--- start of Data rows ---

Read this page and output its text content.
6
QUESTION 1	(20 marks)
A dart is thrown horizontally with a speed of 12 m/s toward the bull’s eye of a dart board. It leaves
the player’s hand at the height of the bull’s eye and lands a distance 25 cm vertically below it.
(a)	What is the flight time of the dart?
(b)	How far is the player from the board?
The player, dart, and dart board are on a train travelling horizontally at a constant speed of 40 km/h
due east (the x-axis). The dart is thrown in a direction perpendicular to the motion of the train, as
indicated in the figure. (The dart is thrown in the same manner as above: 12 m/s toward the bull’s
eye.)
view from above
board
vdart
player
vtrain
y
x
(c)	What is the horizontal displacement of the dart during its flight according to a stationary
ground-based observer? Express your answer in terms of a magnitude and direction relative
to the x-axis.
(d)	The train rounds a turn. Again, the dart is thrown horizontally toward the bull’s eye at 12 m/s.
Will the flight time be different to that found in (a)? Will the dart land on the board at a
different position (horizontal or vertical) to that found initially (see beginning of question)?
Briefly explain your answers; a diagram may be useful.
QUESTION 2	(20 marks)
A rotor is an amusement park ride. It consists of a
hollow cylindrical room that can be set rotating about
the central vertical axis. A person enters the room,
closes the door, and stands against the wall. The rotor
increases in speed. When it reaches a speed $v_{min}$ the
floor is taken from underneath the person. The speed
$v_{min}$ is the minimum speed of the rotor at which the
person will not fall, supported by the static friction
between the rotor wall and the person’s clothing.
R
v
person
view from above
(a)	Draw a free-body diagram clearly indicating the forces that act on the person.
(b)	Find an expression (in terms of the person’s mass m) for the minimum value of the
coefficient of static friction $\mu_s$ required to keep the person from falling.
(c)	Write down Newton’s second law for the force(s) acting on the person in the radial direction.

--- end of Data rows ---

### Aim
Please quote the records above exactly, without skipping a line.

### Solved exercise
Read this page and output its text content.
6
QUESTION 1	(20 marks)
A dart is thrown horizontally with a speed of 12 m/s toward the bull’s eye of a dart board. It leaves
the player’s hand at the height of the bull’s eye and lands a distance 25 cm vertically below it.
(a)	What is the flight time of the dart?
(b)	How far is the player from the board?
The player, dart, and dart board are on a train travelling horizontally at a constant speed of 40 km/h
due east (the x-axis). The dart is thrown in a direction perpendicular to the motion of the train, as
indicated in the figure. (The dart is thrown in the same manner as above: 12 m/s toward the bull’s
eye.)
view from above
board
vdart
player
vtrain
y
x
(c)	What is the horizontal displacement of the dart during its flight according to a stationary
ground-based observer? Express your answer in terms of a magnitude and direction relative
to the x-axis.
(d)	The train rounds a turn. Again, the dart is thrown horizontally toward the bull’s eye at 12 m/s.
Will the flight time be different to that found in (a)? Will the dart land on the board at a
different position (horizontal or vertical) to that found initially (see beginning of question)?
Briefly explain your answers; a diagram may be useful.
QUESTION 2	(20 marks)
A rotor is an amusement park ride. It consists of a
hollow cylindrical room that can be set rotating about
the central vertical axis. A person enters the room,
closes the door, and stands against the wall. The rotor
increases in speed. When it reaches a speed $v_{min}$ the
floor is taken from underneath the person. The speed
$v_{min}$ is the minimum speed of the rotor at which the
person will not fall, supported by the static friction
between the rotor wall and the person’s clothing.
R
v
person
view from above
(a)	Draw a free-body diagram clearly indicating the forces that act on the person.
(b)	Find an expression (in terms of the person’s mass m) for the minimum value of the
coefficient of static friction $\mu_s$ required to keep the person from falling.
(c)	Write down Newton’s second law for the force(s) acting on the person in the radial direction.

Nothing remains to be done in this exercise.